╔══
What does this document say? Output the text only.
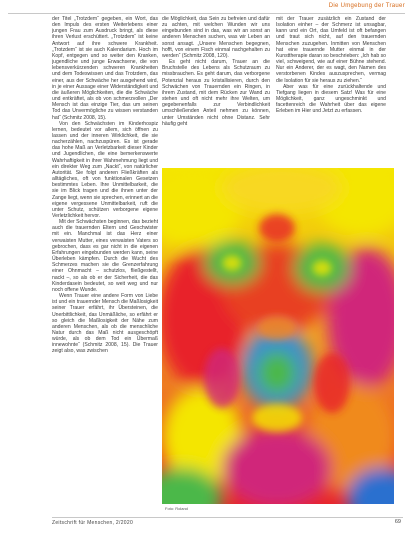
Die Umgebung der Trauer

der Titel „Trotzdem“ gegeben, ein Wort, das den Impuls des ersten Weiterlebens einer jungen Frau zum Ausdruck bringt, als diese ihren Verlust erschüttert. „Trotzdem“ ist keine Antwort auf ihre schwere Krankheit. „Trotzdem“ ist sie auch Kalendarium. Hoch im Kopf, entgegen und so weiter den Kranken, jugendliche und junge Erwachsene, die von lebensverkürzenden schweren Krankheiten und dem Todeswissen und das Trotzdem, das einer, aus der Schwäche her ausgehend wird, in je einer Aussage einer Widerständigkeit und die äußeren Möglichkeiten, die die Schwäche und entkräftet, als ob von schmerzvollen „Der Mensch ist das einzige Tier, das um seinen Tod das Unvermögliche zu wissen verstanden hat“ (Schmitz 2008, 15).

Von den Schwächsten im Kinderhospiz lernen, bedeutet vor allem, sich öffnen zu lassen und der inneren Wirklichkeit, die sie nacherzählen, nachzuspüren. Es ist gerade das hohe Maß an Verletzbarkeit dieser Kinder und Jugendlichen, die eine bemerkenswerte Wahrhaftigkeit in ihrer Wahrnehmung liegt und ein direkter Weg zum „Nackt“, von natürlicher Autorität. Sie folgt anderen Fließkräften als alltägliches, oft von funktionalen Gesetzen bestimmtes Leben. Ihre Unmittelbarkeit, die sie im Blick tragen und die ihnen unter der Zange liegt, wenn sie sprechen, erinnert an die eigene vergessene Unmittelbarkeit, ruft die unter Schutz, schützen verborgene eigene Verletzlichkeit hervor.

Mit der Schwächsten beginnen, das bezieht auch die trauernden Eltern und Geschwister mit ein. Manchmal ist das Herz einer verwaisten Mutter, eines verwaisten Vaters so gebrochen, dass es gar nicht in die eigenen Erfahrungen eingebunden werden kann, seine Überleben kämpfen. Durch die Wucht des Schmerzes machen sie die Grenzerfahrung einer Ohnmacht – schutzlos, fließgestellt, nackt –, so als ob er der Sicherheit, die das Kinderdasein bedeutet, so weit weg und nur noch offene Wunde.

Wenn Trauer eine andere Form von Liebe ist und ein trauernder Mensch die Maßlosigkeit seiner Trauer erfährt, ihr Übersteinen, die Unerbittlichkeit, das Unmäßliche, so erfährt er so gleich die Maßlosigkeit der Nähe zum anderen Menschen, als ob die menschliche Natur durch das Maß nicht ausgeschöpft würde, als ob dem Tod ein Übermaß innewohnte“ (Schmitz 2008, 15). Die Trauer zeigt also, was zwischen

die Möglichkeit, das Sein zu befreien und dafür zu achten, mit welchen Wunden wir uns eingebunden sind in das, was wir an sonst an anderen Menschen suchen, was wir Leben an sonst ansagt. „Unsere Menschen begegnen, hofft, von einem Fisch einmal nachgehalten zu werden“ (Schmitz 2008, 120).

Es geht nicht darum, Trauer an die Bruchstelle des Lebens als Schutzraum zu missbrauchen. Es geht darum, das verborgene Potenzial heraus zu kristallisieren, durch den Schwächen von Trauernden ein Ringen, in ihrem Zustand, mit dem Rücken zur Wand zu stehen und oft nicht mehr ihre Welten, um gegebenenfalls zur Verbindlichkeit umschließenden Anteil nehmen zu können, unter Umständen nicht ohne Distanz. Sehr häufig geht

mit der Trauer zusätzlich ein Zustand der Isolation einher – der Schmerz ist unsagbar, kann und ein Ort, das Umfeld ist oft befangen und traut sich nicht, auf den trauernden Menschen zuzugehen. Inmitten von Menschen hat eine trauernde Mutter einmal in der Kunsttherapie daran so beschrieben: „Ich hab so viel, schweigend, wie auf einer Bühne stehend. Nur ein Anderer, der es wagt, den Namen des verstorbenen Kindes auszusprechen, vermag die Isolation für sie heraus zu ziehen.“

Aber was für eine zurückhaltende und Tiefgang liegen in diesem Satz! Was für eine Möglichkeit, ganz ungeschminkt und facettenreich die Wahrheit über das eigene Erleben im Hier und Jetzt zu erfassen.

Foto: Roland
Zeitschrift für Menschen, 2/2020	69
╚══
Scan the listing above. Gather each line that contains the word "eingebunden".

Written solution >>
Mit der Schwächsten beginnen, das bezieht auch die trauernden Eltern und Geschwister mit ein. Manchmal ist das Herz einer verwaisten Mutter, eines verwaisten Vaters so gebrochen, dass es gar nicht in die eigenen Erfahrungen eingebunden werden kann, seine Überleben kämpfen. Durch die Wucht des Schmerzes machen sie die Grenzerfahrung einer Ohnmacht – schutzlos, fließgestellt, nackt –, so als ob er der Sicherheit, die das Kinderdasein bedeutet, so weit weg und nur noch offene Wunde.
die Möglichkeit, das Sein zu befreien und dafür zu achten, mit welchen Wunden wir uns eingebunden sind in das, was wir an sonst an anderen Menschen suchen, was wir Leben an sonst ansagt. „Unsere Menschen begegnen, hofft, von einem Fisch einmal nachgehalten zu werden“ (Schmitz 2008, 120).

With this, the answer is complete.